PROBLEM REQUIREMENTS: Set down all of the data that follows word for word, without the images.

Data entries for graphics

---------------

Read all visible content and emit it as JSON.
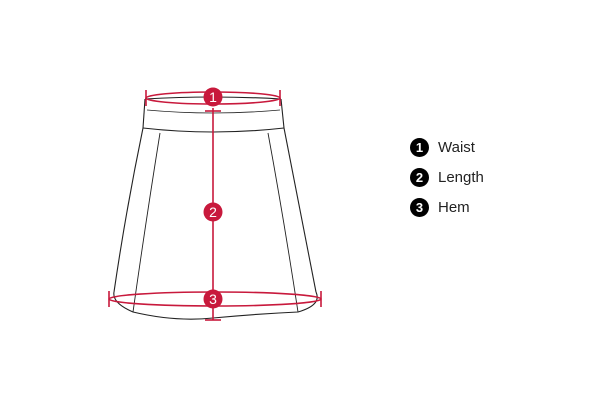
{
  "diagram": {
    "markers": [
      {
        "number": "1",
        "label": "Waist"
      },
      {
        "number": "2",
        "label": "Length"
      },
      {
        "number": "3",
        "label": "Hem"
      }
    ]
  },
  "colors": {
    "accent": "#c8193c",
    "outline": "#222222",
    "legend_bullet": "#000000"
  }
}
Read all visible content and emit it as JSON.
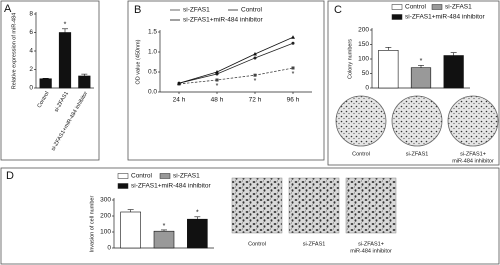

---------------

TASK RESPONSE:
Read all visible content and emit it as JSON.
{
  "diagram": {
    "markers": [
      {
        "number": "1",
        "label": "Waist"
      },
      {
        "number": "2",
        "label": "Length"
      },
      {
        "number": "3",
        "label": "Hem"
      }
    ]
  },
  "colors": {
    "accent": "#c8193c",
    "outline": "#222222",
    "legend_bullet": "#000000"
  }
}
Read all visible content and emit it as JSON.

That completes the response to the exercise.